** BEGIN EXERCISE INPUT **

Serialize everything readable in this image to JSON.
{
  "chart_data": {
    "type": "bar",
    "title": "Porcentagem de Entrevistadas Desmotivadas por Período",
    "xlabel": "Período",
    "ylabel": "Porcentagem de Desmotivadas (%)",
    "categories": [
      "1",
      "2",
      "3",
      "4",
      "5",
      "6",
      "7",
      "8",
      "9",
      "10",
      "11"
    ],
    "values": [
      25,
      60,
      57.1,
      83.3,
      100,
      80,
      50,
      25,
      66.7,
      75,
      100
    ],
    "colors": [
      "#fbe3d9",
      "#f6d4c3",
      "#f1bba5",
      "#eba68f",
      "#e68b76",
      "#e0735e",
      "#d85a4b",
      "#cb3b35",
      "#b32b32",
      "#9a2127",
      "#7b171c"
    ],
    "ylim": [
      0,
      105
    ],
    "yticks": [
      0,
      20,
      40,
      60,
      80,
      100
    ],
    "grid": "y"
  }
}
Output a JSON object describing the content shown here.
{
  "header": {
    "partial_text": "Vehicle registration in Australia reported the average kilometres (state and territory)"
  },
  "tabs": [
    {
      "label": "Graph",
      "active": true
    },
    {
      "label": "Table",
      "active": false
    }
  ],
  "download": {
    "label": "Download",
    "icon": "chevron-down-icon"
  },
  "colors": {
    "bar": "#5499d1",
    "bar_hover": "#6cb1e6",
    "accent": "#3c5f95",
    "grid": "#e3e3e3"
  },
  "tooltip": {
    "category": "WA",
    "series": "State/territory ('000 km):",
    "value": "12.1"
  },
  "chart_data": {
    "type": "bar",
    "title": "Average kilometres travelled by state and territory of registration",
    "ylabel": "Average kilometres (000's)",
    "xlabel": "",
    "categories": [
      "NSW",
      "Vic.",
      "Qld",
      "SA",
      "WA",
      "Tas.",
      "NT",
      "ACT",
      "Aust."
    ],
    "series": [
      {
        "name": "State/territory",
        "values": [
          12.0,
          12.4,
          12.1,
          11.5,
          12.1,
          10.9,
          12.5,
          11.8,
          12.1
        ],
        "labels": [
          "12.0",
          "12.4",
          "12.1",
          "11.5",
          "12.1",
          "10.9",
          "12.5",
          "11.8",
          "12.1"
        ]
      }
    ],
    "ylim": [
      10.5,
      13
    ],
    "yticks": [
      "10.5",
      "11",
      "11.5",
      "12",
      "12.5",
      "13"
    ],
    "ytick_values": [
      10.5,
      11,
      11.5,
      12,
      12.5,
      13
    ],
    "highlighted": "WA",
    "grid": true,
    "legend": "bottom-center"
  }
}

** END EXERCISE INPUT **

▶ [WHAT THE TASK ASKS] Locate the string "kilometres" in the listing above and copy every line where it occurs.

▶ [COMPLETE RESPONSE]
    "partial_text": "Vehicle registration in Australia reported the average kilometres (state and territory)"
    "title": "Average kilometres travelled by state and territory of registration",
    "ylabel": "Average kilometres (000's)",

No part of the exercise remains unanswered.